▶ Problem to work on:
Write out all of the lines below, exactly and completely.

· · · · ·

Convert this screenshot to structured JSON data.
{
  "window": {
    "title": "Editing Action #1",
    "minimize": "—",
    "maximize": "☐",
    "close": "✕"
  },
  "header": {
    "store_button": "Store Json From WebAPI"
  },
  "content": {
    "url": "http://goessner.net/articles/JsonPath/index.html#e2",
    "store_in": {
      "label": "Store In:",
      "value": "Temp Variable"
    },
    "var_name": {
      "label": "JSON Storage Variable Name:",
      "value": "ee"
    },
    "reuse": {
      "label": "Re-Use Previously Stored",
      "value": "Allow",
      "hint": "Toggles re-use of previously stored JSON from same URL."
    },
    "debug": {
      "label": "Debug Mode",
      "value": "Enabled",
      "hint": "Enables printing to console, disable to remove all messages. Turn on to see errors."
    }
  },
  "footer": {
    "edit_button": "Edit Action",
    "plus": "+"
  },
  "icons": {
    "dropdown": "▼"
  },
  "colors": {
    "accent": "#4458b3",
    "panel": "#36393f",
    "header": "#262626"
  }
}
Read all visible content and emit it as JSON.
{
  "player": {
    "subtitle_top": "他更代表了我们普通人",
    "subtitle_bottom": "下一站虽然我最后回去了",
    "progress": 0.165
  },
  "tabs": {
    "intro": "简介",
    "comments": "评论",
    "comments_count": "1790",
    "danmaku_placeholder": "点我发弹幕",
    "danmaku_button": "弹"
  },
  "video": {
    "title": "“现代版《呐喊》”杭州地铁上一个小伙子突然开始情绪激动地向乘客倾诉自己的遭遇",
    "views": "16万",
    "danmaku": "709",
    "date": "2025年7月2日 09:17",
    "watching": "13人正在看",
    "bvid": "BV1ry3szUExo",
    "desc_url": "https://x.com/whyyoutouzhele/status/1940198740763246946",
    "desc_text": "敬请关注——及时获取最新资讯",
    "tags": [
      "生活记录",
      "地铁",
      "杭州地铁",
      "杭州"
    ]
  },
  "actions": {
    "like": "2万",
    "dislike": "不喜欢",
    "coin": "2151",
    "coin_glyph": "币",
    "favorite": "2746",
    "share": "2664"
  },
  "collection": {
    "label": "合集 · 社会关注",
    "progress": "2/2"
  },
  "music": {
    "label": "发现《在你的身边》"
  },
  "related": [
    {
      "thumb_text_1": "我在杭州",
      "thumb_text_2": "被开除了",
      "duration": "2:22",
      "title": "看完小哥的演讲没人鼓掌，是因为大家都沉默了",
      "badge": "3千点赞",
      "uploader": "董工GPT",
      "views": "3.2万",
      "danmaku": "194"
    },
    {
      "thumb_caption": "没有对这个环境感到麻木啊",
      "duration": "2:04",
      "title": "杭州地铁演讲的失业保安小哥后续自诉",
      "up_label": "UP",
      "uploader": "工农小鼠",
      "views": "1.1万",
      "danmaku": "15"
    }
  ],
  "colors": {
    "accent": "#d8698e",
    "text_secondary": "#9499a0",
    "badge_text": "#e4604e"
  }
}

· · · · ·

▶ The solution:
Convert this screenshot to structured JSON data.
{
  "window": {
    "title": "Editing Action #1",
    "minimize": "—",
    "maximize": "☐",
    "close": "✕"
  },
  "header": {
    "store_button": "Store Json From WebAPI"
  },
  "content": {
    "url": "http://goessner.net/articles/JsonPath/index.html#e2",
    "store_in": {
      "label": "Store In:",
      "value": "Temp Variable"
    },
    "var_name": {
      "label": "JSON Storage Variable Name:",
      "value": "ee"
    },
    "reuse": {
      "label": "Re-Use Previously Stored",
      "value": "Allow",
      "hint": "Toggles re-use of previously stored JSON from same URL."
    },
    "debug": {
      "label": "Debug Mode",
      "value": "Enabled",
      "hint": "Enables printing to console, disable to remove all messages. Turn on to see errors."
    }
  },
  "footer": {
    "edit_button": "Edit Action",
    "plus": "+"
  },
  "icons": {
    "dropdown": "▼"
  },
  "colors": {
    "accent": "#4458b3",
    "panel": "#36393f",
    "header": "#262626"
  }
}
Read all visible content and emit it as JSON.
{
  "player": {
    "subtitle_top": "他更代表了我们普通人",
    "subtitle_bottom": "下一站虽然我最后回去了",
    "progress": 0.165
  },
  "tabs": {
    "intro": "简介",
    "comments": "评论",
    "comments_count": "1790",
    "danmaku_placeholder": "点我发弹幕",
    "danmaku_button": "弹"
  },
  "video": {
    "title": "“现代版《呐喊》”杭州地铁上一个小伙子突然开始情绪激动地向乘客倾诉自己的遭遇",
    "views": "16万",
    "danmaku": "709",
    "date": "2025年7月2日 09:17",
    "watching": "13人正在看",
    "bvid": "BV1ry3szUExo",
    "desc_url": "https://x.com/whyyoutouzhele/status/1940198740763246946",
    "desc_text": "敬请关注——及时获取最新资讯",
    "tags": [
      "生活记录",
      "地铁",
      "杭州地铁",
      "杭州"
    ]
  },
  "actions": {
    "like": "2万",
    "dislike": "不喜欢",
    "coin": "2151",
    "coin_glyph": "币",
    "favorite": "2746",
    "share": "2664"
  },
  "collection": {
    "label": "合集 · 社会关注",
    "progress": "2/2"
  },
  "music": {
    "label": "发现《在你的身边》"
  },
  "related": [
    {
      "thumb_text_1": "我在杭州",
      "thumb_text_2": "被开除了",
      "duration": "2:22",
      "title": "看完小哥的演讲没人鼓掌，是因为大家都沉默了",
      "badge": "3千点赞",
      "uploader": "董工GPT",
      "views": "3.2万",
      "danmaku": "194"
    },
    {
      "thumb_caption": "没有对这个环境感到麻木啊",
      "duration": "2:04",
      "title": "杭州地铁演讲的失业保安小哥后续自诉",
      "up_label": "UP",
      "uploader": "工农小鼠",
      "views": "1.1万",
      "danmaku": "15"
    }
  ],
  "colors": {
    "accent": "#d8698e",
    "text_secondary": "#9499a0",
    "badge_text": "#e4604e"
  }
}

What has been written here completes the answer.